Collect all lines from the listing that include the string "this".

— START OF DATA EXTRACT —

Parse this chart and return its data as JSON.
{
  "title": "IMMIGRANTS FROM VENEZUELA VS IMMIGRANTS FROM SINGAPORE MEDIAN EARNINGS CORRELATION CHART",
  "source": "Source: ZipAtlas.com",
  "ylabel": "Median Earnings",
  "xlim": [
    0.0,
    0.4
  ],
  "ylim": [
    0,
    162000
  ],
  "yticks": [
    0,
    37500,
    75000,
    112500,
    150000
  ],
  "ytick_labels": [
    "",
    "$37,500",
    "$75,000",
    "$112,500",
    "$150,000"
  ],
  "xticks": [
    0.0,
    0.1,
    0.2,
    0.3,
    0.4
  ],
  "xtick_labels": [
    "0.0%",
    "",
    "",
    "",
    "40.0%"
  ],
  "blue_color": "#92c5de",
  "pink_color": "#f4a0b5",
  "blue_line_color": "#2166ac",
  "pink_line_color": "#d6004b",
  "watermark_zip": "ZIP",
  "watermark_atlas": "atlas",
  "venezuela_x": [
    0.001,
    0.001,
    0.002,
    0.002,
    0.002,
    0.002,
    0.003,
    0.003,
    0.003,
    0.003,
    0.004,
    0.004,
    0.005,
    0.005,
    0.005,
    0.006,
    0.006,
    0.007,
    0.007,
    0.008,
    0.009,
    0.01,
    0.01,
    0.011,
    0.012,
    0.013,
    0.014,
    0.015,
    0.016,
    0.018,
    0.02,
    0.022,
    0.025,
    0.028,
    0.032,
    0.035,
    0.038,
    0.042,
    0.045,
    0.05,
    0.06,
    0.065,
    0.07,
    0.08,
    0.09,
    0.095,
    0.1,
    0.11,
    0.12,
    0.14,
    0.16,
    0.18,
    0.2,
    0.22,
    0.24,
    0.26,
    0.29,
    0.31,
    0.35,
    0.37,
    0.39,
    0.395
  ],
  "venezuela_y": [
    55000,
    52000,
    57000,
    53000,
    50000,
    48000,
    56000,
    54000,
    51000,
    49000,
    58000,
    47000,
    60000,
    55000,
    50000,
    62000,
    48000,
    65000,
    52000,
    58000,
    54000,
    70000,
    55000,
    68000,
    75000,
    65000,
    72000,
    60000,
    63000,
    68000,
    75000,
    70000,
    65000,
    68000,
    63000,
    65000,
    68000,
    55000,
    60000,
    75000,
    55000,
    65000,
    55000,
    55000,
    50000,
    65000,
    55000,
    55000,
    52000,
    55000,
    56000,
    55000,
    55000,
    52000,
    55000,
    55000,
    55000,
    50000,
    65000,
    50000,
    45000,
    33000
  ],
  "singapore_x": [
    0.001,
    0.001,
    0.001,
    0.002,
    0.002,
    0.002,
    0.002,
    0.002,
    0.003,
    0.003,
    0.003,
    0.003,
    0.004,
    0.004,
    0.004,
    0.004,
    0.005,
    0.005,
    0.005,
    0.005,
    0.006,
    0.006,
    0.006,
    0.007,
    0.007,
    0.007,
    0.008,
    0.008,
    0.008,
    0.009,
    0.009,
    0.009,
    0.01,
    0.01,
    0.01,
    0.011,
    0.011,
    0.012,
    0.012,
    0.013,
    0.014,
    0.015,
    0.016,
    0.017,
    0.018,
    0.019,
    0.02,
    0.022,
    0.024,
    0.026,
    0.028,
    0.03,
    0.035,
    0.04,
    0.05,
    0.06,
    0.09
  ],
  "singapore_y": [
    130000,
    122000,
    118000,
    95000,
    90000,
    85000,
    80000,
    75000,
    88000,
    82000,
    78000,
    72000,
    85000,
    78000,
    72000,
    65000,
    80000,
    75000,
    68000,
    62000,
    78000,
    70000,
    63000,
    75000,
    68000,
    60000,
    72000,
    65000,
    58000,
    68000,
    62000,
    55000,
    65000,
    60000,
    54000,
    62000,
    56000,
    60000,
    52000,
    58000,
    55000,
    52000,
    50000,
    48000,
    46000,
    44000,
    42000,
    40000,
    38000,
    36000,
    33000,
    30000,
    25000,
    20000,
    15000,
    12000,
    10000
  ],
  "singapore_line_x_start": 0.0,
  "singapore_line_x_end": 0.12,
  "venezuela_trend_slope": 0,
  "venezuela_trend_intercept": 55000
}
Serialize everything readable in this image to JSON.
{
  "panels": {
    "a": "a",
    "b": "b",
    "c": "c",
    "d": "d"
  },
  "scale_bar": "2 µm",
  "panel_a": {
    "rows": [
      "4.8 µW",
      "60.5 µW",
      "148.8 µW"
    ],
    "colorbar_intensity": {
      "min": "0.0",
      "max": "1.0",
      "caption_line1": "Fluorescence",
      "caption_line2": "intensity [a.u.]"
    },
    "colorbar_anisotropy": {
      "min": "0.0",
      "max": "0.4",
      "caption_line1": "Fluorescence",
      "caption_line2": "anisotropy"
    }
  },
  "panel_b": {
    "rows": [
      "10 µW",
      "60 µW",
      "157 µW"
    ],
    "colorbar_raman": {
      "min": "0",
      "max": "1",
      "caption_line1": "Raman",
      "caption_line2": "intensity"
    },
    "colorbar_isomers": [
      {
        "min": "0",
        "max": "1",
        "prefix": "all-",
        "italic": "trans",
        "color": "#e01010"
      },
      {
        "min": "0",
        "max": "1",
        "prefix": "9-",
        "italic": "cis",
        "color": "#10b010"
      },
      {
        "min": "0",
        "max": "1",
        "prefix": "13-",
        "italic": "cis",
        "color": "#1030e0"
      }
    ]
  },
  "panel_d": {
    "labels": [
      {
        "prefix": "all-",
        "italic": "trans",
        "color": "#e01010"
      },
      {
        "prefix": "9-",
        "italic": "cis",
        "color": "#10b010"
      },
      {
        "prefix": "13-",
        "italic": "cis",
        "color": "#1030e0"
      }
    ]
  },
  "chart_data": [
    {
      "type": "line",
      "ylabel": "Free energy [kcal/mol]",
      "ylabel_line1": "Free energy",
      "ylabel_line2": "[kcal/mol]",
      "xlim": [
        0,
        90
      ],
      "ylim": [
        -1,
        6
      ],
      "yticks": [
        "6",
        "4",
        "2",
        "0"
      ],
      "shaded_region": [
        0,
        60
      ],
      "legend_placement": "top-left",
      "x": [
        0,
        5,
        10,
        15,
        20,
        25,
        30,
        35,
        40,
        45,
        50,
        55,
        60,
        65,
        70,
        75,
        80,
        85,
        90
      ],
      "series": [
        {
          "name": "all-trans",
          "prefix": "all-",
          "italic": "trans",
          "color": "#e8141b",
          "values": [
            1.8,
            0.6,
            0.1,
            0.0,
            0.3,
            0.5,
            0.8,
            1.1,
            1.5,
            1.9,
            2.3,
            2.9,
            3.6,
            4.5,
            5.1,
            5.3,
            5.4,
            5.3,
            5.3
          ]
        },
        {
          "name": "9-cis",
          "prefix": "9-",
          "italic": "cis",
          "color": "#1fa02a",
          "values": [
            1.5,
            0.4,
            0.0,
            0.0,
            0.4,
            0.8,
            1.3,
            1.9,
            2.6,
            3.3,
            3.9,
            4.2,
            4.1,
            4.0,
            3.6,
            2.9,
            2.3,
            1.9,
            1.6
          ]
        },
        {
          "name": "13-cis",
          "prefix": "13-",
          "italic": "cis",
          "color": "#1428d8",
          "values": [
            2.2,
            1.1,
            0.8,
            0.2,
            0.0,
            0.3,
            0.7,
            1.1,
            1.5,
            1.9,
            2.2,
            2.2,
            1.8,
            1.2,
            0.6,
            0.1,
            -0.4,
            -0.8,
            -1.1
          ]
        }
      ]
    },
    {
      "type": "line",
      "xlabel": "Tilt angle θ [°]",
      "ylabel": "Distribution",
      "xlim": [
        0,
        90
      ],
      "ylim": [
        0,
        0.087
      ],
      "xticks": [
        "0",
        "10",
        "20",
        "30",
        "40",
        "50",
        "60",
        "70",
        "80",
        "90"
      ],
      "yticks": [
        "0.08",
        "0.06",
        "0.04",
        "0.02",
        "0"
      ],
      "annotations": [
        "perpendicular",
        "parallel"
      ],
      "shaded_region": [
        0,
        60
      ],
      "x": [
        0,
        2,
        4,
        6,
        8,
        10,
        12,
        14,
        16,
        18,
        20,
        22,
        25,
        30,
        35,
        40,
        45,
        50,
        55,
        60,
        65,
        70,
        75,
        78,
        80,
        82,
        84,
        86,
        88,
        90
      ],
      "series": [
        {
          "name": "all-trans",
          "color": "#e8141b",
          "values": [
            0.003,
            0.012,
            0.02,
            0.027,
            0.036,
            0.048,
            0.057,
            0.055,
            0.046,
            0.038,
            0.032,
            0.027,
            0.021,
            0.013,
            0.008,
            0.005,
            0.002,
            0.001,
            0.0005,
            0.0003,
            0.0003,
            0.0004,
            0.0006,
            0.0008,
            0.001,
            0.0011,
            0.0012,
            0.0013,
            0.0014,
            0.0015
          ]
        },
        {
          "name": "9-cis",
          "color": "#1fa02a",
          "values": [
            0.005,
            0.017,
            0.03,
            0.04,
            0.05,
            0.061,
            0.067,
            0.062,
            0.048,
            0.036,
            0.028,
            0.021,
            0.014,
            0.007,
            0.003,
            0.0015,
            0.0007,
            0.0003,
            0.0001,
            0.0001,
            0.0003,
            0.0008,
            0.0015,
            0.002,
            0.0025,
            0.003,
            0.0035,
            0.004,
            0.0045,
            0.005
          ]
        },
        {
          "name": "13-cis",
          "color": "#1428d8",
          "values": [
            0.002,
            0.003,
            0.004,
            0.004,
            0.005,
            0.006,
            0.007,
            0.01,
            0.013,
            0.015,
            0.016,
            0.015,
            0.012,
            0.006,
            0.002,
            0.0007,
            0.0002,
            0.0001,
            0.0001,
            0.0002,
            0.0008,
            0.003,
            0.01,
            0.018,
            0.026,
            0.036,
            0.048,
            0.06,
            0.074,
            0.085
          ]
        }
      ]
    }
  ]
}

— END OF DATA EXTRACT —

SOLUTION TO THE EXERCISE:
Parse this chart and return its data as JSON.
Serialize everything readable in this image to JSON.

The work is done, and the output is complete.